(Prompt)
Reproduce all of the listing below without alteration.

(Given records)
::::

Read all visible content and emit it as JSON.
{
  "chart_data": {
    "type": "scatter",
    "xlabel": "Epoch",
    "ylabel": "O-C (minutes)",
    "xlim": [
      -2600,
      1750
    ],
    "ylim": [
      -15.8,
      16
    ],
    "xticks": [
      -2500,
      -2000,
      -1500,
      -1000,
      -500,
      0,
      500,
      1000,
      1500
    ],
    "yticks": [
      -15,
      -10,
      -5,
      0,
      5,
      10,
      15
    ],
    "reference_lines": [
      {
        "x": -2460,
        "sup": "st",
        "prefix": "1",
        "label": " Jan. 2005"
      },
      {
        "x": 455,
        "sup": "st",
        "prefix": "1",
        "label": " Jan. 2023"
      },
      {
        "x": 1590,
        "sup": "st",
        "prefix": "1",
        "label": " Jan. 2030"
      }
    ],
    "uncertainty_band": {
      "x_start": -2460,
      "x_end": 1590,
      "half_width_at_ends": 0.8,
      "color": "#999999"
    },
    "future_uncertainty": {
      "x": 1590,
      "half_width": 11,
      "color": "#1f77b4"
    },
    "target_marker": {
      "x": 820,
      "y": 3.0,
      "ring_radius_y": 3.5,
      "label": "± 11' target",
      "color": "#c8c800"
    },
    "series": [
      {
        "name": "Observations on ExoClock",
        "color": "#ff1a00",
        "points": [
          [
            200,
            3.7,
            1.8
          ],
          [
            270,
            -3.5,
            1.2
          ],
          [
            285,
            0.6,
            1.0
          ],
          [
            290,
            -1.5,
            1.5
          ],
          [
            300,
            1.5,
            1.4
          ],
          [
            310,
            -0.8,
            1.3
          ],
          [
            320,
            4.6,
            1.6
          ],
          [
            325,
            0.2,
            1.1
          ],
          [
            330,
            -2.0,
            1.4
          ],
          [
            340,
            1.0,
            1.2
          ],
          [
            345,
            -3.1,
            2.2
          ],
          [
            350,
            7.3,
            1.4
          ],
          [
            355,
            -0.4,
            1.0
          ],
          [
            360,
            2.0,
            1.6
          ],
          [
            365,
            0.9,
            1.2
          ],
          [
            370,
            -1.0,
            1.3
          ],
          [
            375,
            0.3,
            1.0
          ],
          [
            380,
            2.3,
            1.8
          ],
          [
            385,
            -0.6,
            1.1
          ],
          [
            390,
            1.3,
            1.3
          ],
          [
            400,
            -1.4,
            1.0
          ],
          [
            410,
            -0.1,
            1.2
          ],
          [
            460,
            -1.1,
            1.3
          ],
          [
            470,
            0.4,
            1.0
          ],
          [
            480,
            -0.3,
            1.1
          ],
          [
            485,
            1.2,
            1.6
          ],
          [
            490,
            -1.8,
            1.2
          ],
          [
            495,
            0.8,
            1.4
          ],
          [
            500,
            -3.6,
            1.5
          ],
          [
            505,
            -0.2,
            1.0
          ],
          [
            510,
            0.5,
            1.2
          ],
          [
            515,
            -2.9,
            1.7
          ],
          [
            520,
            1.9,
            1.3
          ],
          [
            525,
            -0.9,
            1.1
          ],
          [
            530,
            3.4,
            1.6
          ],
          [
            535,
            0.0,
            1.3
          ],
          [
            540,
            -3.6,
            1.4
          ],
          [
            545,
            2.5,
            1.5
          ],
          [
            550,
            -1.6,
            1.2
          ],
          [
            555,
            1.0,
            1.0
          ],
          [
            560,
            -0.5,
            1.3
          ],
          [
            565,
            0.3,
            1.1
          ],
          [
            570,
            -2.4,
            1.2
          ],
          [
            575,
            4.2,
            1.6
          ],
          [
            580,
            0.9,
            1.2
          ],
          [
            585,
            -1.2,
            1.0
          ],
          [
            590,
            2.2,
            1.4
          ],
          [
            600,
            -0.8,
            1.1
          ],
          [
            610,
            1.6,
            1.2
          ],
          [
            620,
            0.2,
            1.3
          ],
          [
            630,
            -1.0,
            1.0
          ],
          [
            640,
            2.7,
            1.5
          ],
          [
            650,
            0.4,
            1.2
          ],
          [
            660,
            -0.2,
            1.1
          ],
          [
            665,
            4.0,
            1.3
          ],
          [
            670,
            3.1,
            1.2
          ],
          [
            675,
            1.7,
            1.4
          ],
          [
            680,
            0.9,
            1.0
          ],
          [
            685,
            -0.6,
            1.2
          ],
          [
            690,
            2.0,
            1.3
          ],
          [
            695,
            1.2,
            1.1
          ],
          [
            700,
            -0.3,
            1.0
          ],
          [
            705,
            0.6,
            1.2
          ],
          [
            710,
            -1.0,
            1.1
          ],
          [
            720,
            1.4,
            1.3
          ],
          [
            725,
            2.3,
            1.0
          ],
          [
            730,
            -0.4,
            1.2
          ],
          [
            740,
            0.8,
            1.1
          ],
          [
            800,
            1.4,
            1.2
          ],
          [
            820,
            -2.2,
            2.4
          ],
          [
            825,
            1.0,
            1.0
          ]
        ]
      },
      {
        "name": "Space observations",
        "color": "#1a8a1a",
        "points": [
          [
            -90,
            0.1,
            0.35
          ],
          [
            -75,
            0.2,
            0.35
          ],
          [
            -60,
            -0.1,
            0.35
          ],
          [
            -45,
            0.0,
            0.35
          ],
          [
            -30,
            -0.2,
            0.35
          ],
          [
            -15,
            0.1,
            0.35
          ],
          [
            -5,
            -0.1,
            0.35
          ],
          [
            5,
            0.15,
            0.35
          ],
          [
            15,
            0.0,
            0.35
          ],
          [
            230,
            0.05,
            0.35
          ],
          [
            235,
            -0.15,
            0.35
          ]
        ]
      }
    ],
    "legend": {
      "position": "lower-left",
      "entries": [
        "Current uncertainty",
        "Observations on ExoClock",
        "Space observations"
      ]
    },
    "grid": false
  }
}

::::

(Reply to the exercise)
Read all visible content and emit it as JSON.
{
  "chart_data": {
    "type": "scatter",
    "xlabel": "Epoch",
    "ylabel": "O-C (minutes)",
    "xlim": [
      -2600,
      1750
    ],
    "ylim": [
      -15.8,
      16
    ],
    "xticks": [
      -2500,
      -2000,
      -1500,
      -1000,
      -500,
      0,
      500,
      1000,
      1500
    ],
    "yticks": [
      -15,
      -10,
      -5,
      0,
      5,
      10,
      15
    ],
    "reference_lines": [
      {
        "x": -2460,
        "sup": "st",
        "prefix": "1",
        "label": " Jan. 2005"
      },
      {
        "x": 455,
        "sup": "st",
        "prefix": "1",
        "label": " Jan. 2023"
      },
      {
        "x": 1590,
        "sup": "st",
        "prefix": "1",
        "label": " Jan. 2030"
      }
    ],
    "uncertainty_band": {
      "x_start": -2460,
      "x_end": 1590,
      "half_width_at_ends": 0.8,
      "color": "#999999"
    },
    "future_uncertainty": {
      "x": 1590,
      "half_width": 11,
      "color": "#1f77b4"
    },
    "target_marker": {
      "x": 820,
      "y": 3.0,
      "ring_radius_y": 3.5,
      "label": "± 11' target",
      "color": "#c8c800"
    },
    "series": [
      {
        "name": "Observations on ExoClock",
        "color": "#ff1a00",
        "points": [
          [
            200,
            3.7,
            1.8
          ],
          [
            270,
            -3.5,
            1.2
          ],
          [
            285,
            0.6,
            1.0
          ],
          [
            290,
            -1.5,
            1.5
          ],
          [
            300,
            1.5,
            1.4
          ],
          [
            310,
            -0.8,
            1.3
          ],
          [
            320,
            4.6,
            1.6
          ],
          [
            325,
            0.2,
            1.1
          ],
          [
            330,
            -2.0,
            1.4
          ],
          [
            340,
            1.0,
            1.2
          ],
          [
            345,
            -3.1,
            2.2
          ],
          [
            350,
            7.3,
            1.4
          ],
          [
            355,
            -0.4,
            1.0
          ],
          [
            360,
            2.0,
            1.6
          ],
          [
            365,
            0.9,
            1.2
          ],
          [
            370,
            -1.0,
            1.3
          ],
          [
            375,
            0.3,
            1.0
          ],
          [
            380,
            2.3,
            1.8
          ],
          [
            385,
            -0.6,
            1.1
          ],
          [
            390,
            1.3,
            1.3
          ],
          [
            400,
            -1.4,
            1.0
          ],
          [
            410,
            -0.1,
            1.2
          ],
          [
            460,
            -1.1,
            1.3
          ],
          [
            470,
            0.4,
            1.0
          ],
          [
            480,
            -0.3,
            1.1
          ],
          [
            485,
            1.2,
            1.6
          ],
          [
            490,
            -1.8,
            1.2
          ],
          [
            495,
            0.8,
            1.4
          ],
          [
            500,
            -3.6,
            1.5
          ],
          [
            505,
            -0.2,
            1.0
          ],
          [
            510,
            0.5,
            1.2
          ],
          [
            515,
            -2.9,
            1.7
          ],
          [
            520,
            1.9,
            1.3
          ],
          [
            525,
            -0.9,
            1.1
          ],
          [
            530,
            3.4,
            1.6
          ],
          [
            535,
            0.0,
            1.3
          ],
          [
            540,
            -3.6,
            1.4
          ],
          [
            545,
            2.5,
            1.5
          ],
          [
            550,
            -1.6,
            1.2
          ],
          [
            555,
            1.0,
            1.0
          ],
          [
            560,
            -0.5,
            1.3
          ],
          [
            565,
            0.3,
            1.1
          ],
          [
            570,
            -2.4,
            1.2
          ],
          [
            575,
            4.2,
            1.6
          ],
          [
            580,
            0.9,
            1.2
          ],
          [
            585,
            -1.2,
            1.0
          ],
          [
            590,
            2.2,
            1.4
          ],
          [
            600,
            -0.8,
            1.1
          ],
          [
            610,
            1.6,
            1.2
          ],
          [
            620,
            0.2,
            1.3
          ],
          [
            630,
            -1.0,
            1.0
          ],
          [
            640,
            2.7,
            1.5
          ],
          [
            650,
            0.4,
            1.2
          ],
          [
            660,
            -0.2,
            1.1
          ],
          [
            665,
            4.0,
            1.3
          ],
          [
            670,
            3.1,
            1.2
          ],
          [
            675,
            1.7,
            1.4
          ],
          [
            680,
            0.9,
            1.0
          ],
          [
            685,
            -0.6,
            1.2
          ],
          [
            690,
            2.0,
            1.3
          ],
          [
            695,
            1.2,
            1.1
          ],
          [
            700,
            -0.3,
            1.0
          ],
          [
            705,
            0.6,
            1.2
          ],
          [
            710,
            -1.0,
            1.1
          ],
          [
            720,
            1.4,
            1.3
          ],
          [
            725,
            2.3,
            1.0
          ],
          [
            730,
            -0.4,
            1.2
          ],
          [
            740,
            0.8,
            1.1
          ],
          [
            800,
            1.4,
            1.2
          ],
          [
            820,
            -2.2,
            2.4
          ],
          [
            825,
            1.0,
            1.0
          ]
        ]
      },
      {
        "name": "Space observations",
        "color": "#1a8a1a",
        "points": [
          [
            -90,
            0.1,
            0.35
          ],
          [
            -75,
            0.2,
            0.35
          ],
          [
            -60,
            -0.1,
            0.35
          ],
          [
            -45,
            0.0,
            0.35
          ],
          [
            -30,
            -0.2,
            0.35
          ],
          [
            -15,
            0.1,
            0.35
          ],
          [
            -5,
            -0.1,
            0.35
          ],
          [
            5,
            0.15,
            0.35
          ],
          [
            15,
            0.0,
            0.35
          ],
          [
            230,
            0.05,
            0.35
          ],
          [
            235,
            -0.15,
            0.35
          ]
        ]
      }
    ],
    "legend": {
      "position": "lower-left",
      "entries": [
        "Current uncertainty",
        "Observations on ExoClock",
        "Space observations"
      ]
    },
    "grid": false
  }
}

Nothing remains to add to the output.